───── AVAILABLE DATA
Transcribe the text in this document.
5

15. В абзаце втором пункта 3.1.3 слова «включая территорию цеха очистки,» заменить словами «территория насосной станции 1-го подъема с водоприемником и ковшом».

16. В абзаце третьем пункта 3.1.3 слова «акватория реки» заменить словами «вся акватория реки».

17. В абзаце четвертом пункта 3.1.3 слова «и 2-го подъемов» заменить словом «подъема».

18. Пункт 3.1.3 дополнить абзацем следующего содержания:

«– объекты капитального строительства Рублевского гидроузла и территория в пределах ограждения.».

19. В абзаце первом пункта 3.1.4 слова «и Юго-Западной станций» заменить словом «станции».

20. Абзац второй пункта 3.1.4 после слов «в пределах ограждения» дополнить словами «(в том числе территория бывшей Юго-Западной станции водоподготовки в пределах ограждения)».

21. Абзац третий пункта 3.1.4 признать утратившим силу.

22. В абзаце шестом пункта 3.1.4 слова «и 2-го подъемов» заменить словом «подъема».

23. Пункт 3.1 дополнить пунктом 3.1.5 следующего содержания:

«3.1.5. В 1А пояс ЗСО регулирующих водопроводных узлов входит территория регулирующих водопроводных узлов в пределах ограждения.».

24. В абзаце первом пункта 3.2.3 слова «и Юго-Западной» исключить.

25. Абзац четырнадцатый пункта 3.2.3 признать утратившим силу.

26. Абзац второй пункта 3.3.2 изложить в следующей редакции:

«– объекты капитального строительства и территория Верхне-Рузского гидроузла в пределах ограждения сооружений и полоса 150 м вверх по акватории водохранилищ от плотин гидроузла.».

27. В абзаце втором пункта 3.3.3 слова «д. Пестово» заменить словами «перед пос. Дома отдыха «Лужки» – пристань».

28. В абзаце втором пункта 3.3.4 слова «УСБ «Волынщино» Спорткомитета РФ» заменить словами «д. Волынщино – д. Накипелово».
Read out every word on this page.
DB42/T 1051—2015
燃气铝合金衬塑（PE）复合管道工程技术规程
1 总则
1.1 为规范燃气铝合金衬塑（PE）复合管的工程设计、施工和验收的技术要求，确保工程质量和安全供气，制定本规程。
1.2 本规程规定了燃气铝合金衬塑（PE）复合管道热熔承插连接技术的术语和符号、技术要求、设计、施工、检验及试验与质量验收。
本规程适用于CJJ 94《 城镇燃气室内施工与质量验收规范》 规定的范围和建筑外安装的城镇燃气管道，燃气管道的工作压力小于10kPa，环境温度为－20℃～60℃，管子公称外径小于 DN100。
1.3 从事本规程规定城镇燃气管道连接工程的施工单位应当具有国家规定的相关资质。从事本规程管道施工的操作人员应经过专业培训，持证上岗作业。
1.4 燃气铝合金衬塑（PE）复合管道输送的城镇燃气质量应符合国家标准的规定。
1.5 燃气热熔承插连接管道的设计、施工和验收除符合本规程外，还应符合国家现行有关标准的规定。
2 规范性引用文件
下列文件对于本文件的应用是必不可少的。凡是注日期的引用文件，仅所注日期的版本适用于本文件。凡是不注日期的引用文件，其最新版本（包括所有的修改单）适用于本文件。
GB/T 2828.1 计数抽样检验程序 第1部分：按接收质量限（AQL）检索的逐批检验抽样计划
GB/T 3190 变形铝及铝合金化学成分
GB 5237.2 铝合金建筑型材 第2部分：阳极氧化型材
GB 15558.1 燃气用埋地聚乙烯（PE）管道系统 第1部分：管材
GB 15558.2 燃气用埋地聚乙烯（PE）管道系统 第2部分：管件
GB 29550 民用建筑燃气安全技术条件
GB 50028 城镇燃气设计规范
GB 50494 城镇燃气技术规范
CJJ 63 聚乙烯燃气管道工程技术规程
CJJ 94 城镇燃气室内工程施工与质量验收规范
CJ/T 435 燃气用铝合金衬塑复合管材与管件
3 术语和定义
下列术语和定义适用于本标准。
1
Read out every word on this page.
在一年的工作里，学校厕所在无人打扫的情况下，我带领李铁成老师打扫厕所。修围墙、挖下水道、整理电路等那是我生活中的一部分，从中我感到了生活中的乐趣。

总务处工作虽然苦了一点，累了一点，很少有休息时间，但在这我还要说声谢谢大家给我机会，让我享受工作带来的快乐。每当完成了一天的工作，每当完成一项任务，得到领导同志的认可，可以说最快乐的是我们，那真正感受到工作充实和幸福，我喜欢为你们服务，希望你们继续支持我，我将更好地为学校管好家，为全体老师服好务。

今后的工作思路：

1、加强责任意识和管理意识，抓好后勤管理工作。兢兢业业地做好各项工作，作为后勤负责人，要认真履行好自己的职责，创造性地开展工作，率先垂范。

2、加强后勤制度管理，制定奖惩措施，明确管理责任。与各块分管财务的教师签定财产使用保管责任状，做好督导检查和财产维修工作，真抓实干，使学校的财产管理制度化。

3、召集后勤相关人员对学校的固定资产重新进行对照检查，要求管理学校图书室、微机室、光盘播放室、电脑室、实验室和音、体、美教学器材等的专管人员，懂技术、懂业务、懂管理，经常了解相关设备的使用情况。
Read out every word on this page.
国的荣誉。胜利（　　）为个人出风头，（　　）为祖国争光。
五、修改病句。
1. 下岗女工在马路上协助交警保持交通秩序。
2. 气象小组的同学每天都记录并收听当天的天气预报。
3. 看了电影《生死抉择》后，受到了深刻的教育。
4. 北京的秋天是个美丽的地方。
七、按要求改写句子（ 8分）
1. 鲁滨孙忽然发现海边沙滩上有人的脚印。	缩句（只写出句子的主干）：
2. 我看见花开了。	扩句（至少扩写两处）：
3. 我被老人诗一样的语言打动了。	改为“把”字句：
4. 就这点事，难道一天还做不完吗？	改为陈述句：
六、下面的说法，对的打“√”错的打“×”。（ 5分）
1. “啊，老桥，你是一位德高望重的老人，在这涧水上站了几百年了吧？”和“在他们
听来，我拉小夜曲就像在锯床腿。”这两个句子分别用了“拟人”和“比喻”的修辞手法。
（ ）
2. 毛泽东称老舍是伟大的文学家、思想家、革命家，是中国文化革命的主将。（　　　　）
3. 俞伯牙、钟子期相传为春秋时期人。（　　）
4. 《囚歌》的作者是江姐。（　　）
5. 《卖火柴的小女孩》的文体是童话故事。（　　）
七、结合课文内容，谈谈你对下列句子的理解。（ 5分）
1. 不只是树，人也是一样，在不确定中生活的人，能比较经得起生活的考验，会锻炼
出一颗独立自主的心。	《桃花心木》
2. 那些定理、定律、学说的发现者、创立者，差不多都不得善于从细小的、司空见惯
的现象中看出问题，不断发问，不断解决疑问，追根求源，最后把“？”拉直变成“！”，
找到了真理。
──────────
*PROBLEM TO SOLVE*
Report every line in the data above in which the word "管道系统" appears.

*TASK ANSWER*
GB 15558.1 燃气用埋地聚乙烯（PE）管道系统 第1部分：管材
GB 15558.2 燃气用埋地聚乙烯（PE）管道系统 第2部分：管件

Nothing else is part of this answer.